• YOUR GOAL
Work out how many lines in the entries contain the string "SOJA", and give nothing but that number.

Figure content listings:
◇ ◇ ◇ ◇ ◇ ◇ ◇

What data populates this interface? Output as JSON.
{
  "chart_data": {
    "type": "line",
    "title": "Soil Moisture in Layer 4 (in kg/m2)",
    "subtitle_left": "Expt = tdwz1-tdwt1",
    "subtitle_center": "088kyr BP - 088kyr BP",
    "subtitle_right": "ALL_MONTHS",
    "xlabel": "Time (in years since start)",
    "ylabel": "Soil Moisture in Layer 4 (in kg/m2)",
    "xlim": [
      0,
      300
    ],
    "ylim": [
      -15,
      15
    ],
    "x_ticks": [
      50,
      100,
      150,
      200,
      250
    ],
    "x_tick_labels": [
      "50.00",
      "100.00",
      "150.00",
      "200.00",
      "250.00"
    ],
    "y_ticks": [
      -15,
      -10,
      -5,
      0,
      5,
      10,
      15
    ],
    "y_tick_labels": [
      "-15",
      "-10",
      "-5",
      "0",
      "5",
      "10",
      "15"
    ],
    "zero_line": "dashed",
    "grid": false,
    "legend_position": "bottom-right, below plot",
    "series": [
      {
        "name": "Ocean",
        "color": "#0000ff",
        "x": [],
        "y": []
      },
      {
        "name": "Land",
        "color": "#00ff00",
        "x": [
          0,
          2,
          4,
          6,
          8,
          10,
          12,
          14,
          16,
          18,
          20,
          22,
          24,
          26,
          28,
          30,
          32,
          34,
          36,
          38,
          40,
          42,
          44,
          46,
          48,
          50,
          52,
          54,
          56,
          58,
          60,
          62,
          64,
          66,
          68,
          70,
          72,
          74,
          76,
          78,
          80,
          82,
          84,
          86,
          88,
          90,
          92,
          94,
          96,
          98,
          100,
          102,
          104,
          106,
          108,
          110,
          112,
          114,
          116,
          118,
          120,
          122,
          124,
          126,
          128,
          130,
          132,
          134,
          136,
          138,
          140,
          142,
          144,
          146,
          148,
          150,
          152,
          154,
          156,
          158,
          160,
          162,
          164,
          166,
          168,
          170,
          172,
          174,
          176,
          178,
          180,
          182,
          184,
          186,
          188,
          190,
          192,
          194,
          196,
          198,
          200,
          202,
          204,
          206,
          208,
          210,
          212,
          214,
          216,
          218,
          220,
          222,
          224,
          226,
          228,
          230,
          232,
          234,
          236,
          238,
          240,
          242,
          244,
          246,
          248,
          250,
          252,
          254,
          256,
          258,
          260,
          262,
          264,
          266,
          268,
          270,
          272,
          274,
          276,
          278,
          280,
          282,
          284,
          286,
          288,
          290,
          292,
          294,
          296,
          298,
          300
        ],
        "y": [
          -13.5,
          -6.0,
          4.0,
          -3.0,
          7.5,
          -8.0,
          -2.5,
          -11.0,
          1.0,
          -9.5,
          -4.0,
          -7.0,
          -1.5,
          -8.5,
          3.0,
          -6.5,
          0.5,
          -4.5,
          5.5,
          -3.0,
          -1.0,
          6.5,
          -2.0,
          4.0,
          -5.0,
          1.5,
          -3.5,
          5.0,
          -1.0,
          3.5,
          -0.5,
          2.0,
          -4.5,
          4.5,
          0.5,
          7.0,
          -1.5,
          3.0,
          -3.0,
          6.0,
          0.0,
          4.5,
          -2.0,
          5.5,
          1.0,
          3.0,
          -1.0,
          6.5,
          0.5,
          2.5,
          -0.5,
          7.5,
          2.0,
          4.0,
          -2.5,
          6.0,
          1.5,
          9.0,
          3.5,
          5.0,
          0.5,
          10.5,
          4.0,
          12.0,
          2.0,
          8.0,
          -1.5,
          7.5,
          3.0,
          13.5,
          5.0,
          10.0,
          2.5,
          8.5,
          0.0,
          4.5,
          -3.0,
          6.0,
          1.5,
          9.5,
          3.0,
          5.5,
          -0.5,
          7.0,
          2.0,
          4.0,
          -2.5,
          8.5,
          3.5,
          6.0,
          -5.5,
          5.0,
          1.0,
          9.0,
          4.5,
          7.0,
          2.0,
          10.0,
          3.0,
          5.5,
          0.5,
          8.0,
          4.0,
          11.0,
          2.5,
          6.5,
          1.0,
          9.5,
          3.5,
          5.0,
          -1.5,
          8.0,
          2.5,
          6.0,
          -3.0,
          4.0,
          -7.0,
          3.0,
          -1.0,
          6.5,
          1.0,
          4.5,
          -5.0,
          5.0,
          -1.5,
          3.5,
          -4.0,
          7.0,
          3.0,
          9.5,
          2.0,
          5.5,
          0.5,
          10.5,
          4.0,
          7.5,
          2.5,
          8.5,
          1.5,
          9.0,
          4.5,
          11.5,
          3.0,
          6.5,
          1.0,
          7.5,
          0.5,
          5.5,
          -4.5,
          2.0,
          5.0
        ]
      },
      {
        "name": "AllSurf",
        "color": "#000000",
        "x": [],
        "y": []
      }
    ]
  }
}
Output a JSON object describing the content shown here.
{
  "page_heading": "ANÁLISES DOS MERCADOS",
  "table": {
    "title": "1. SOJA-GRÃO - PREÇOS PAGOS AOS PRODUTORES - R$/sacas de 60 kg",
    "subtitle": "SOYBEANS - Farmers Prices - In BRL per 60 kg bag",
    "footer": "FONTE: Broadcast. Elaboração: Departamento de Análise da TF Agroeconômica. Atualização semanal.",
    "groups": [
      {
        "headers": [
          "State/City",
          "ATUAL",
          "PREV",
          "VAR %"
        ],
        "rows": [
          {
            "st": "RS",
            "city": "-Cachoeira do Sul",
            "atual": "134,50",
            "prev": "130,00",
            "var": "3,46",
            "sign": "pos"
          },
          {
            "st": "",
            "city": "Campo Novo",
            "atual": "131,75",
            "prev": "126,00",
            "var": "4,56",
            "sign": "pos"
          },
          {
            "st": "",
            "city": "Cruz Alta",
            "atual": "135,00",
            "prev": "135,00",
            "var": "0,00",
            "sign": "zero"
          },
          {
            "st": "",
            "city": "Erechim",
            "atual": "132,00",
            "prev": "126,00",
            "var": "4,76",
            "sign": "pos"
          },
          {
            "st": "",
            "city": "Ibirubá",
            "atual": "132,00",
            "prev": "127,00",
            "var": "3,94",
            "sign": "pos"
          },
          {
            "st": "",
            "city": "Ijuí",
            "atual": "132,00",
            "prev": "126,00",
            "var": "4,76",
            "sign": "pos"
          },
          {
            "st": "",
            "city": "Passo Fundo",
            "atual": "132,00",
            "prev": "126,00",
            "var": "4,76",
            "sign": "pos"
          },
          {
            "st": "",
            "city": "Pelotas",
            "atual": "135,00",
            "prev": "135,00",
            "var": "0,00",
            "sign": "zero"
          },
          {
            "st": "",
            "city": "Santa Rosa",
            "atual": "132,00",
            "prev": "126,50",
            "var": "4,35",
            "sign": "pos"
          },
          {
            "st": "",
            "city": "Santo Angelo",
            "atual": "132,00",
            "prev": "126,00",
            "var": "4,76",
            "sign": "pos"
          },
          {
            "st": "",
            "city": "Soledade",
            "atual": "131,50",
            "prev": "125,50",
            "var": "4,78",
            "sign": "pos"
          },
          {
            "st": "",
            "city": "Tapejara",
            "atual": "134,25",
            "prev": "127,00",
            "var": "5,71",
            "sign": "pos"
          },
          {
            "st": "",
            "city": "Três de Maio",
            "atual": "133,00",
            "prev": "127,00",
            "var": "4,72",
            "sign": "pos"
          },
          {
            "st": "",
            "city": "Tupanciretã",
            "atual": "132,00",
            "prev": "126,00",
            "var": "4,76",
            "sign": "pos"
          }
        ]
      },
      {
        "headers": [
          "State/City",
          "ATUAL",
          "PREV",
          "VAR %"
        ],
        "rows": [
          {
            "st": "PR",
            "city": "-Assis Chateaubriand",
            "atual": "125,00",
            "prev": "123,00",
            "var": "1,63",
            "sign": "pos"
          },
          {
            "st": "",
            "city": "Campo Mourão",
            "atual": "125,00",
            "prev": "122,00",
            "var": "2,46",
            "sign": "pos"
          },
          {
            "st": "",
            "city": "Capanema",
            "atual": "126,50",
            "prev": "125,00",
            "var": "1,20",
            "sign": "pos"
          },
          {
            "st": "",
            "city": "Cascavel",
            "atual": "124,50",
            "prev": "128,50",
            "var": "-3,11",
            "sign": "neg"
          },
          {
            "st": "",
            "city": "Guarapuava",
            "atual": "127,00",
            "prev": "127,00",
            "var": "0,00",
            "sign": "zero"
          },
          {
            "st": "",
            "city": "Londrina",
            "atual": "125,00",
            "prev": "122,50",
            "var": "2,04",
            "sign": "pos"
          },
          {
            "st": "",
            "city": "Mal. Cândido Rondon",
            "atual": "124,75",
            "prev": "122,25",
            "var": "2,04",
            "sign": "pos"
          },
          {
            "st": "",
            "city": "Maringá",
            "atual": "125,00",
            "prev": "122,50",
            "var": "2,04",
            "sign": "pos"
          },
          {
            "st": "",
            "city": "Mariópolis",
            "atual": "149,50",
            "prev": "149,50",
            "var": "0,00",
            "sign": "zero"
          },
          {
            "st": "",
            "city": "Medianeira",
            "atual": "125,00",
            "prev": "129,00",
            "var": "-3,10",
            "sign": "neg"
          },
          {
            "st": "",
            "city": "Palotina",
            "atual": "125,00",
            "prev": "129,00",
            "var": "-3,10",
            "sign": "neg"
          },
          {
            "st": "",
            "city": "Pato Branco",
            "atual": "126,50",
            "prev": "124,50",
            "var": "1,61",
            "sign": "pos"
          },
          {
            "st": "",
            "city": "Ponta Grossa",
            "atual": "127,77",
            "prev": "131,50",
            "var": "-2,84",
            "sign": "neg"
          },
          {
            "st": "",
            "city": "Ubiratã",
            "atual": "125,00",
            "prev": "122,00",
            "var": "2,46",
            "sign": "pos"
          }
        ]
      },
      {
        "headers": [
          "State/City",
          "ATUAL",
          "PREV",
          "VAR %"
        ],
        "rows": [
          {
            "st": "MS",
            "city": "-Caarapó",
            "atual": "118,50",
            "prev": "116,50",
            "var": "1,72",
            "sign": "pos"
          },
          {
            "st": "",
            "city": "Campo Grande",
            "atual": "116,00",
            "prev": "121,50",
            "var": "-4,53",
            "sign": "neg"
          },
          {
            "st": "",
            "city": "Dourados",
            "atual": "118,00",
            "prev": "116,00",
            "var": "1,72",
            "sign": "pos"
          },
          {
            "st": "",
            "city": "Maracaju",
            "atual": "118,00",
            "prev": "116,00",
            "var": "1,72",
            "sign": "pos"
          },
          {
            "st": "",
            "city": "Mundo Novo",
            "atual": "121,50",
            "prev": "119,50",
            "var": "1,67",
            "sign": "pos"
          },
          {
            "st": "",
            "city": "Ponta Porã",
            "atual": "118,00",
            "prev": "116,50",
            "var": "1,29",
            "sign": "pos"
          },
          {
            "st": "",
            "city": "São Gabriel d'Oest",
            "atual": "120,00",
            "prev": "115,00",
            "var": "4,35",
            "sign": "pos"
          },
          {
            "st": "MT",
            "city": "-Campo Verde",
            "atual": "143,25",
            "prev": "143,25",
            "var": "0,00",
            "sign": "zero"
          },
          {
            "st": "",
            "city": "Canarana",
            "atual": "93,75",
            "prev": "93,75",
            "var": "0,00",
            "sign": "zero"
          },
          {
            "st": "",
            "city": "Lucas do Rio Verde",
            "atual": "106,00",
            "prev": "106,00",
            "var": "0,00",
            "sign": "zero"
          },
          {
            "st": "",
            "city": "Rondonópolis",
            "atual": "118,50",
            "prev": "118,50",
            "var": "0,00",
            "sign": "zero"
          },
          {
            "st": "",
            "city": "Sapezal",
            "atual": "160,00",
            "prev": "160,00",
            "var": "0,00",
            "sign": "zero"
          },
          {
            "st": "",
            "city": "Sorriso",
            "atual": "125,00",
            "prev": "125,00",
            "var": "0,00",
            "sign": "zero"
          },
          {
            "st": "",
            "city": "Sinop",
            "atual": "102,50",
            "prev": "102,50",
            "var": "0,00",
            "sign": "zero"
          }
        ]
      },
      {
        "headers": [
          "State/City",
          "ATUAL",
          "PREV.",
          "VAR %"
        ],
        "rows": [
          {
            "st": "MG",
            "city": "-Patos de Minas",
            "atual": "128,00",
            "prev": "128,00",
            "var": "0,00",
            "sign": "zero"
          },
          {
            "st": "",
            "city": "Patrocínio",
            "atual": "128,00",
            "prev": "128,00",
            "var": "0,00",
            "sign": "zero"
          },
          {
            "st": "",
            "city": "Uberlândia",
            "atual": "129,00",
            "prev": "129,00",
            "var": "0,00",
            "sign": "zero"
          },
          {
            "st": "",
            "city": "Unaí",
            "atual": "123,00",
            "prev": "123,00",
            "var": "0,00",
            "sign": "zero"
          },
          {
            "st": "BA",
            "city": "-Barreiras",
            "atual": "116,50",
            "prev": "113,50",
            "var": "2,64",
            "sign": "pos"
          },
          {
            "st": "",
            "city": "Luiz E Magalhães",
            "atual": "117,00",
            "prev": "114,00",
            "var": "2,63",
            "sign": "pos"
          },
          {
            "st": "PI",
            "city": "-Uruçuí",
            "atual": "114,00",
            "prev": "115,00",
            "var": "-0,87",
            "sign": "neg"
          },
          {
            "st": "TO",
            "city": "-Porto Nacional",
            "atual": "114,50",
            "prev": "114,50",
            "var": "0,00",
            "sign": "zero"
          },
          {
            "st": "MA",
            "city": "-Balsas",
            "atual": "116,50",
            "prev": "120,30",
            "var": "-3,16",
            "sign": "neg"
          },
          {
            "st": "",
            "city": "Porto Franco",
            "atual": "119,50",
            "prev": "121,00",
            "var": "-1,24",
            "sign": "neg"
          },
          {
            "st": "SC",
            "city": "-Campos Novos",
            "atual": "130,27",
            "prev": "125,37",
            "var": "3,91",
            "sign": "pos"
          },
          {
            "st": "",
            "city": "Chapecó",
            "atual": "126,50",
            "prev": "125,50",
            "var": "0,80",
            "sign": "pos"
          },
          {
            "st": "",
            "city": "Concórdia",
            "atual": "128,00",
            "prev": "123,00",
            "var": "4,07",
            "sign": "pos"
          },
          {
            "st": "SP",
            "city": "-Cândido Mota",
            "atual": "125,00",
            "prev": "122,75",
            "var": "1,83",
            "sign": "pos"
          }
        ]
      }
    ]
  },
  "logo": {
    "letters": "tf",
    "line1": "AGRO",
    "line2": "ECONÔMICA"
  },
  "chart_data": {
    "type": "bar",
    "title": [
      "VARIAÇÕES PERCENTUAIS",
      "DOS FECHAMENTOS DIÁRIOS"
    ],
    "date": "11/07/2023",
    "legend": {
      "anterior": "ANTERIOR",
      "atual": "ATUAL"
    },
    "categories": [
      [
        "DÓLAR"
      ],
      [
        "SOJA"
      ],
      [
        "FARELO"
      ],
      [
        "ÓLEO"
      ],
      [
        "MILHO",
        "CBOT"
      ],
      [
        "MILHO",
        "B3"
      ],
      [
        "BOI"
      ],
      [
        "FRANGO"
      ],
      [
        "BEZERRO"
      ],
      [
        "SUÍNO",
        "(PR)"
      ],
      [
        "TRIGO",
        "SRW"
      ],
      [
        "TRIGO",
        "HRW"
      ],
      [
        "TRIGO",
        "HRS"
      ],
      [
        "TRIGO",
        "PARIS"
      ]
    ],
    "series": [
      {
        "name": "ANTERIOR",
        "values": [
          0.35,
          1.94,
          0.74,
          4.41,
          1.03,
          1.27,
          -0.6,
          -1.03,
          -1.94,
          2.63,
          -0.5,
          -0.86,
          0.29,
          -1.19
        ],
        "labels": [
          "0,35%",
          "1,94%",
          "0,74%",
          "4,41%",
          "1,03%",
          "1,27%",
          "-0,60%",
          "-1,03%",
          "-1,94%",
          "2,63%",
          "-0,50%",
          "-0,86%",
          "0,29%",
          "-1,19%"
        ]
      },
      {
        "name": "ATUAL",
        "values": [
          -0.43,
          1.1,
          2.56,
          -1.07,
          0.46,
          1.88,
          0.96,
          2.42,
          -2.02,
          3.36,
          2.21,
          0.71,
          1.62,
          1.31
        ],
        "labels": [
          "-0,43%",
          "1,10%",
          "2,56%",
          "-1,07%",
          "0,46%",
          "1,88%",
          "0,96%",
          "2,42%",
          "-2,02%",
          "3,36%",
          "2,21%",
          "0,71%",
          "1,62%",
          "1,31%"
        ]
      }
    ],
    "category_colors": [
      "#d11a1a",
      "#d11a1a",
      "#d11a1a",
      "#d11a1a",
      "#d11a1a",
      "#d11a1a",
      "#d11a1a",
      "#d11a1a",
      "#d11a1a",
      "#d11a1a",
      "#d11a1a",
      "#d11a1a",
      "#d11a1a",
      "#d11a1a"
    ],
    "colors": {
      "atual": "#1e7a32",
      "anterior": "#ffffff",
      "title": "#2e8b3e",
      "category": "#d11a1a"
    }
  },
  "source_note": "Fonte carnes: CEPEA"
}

◇ ◇ ◇ ◇ ◇ ◇ ◇

• RESULT OF THE EXERCISE
2